» **Material provided**
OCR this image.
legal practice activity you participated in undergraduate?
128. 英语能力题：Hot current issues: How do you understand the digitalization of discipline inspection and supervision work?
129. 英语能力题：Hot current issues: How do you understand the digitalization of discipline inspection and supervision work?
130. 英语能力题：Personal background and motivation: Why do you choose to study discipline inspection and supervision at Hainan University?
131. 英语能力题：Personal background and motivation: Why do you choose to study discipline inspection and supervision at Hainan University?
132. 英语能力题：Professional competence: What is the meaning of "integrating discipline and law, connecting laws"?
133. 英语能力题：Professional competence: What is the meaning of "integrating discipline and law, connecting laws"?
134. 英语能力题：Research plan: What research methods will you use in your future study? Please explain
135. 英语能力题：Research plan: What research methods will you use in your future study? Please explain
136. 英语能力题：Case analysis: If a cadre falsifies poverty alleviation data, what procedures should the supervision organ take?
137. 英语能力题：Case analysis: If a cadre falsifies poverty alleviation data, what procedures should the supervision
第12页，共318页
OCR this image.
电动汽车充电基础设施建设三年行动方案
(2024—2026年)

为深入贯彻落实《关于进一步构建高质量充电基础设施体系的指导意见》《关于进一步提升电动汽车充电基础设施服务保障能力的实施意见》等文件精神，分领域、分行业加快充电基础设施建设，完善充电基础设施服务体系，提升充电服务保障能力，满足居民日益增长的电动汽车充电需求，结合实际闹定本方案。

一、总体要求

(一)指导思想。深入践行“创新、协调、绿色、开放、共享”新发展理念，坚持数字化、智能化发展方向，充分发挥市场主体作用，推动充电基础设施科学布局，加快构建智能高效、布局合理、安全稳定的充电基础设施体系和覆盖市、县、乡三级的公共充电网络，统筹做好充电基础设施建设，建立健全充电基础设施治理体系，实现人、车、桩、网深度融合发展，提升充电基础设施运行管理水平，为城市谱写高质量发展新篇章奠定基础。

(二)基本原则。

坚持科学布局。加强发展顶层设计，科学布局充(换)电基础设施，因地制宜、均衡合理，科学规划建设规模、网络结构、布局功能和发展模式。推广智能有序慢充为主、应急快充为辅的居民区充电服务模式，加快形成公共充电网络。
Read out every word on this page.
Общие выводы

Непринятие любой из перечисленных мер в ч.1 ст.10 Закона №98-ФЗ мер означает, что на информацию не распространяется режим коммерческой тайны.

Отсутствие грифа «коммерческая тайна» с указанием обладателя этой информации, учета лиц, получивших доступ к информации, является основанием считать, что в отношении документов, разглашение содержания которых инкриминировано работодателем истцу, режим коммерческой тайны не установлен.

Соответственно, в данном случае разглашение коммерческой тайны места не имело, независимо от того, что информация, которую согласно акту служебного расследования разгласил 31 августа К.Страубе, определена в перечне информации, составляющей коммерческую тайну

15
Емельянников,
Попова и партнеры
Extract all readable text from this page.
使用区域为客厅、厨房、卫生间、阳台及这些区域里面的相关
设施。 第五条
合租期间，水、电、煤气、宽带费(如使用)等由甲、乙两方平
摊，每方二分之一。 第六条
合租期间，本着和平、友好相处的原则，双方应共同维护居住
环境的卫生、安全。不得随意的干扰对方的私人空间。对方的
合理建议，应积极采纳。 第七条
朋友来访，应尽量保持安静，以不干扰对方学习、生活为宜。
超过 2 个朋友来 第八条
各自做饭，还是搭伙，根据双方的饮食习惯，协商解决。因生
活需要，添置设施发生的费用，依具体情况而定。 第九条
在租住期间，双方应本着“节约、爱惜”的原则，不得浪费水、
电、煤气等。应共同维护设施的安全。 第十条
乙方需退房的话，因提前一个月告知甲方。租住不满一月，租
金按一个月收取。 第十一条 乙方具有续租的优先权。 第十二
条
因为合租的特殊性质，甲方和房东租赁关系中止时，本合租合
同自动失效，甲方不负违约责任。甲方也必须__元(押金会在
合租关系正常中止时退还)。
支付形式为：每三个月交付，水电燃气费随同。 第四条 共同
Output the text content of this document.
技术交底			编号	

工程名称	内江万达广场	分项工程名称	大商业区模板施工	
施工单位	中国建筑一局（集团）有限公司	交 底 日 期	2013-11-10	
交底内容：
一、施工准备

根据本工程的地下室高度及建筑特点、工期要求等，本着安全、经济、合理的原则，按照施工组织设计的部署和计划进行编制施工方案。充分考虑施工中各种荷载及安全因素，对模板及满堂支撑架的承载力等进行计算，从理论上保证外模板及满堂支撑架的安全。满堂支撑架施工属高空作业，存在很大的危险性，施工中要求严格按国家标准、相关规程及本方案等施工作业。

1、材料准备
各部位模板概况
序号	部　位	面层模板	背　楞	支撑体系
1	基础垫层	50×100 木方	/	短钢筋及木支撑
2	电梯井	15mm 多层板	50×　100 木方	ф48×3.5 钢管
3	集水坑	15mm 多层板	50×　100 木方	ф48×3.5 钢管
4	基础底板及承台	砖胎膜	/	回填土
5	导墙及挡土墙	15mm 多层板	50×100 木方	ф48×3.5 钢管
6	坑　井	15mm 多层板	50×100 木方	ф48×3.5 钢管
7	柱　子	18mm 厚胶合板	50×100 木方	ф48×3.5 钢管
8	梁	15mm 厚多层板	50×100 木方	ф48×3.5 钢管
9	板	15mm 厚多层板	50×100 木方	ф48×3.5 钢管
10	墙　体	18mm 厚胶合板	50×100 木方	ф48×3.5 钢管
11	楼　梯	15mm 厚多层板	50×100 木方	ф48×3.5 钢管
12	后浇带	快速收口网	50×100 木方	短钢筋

» **Stated task**
From the data, list each line in which the string "Research" appears.

» **Exercise solution**
134. 英语能力题：Research plan: What research methods will you use in your future study? Please explain
135. 英语能力题：Research plan: What research methods will you use in your future study? Please explain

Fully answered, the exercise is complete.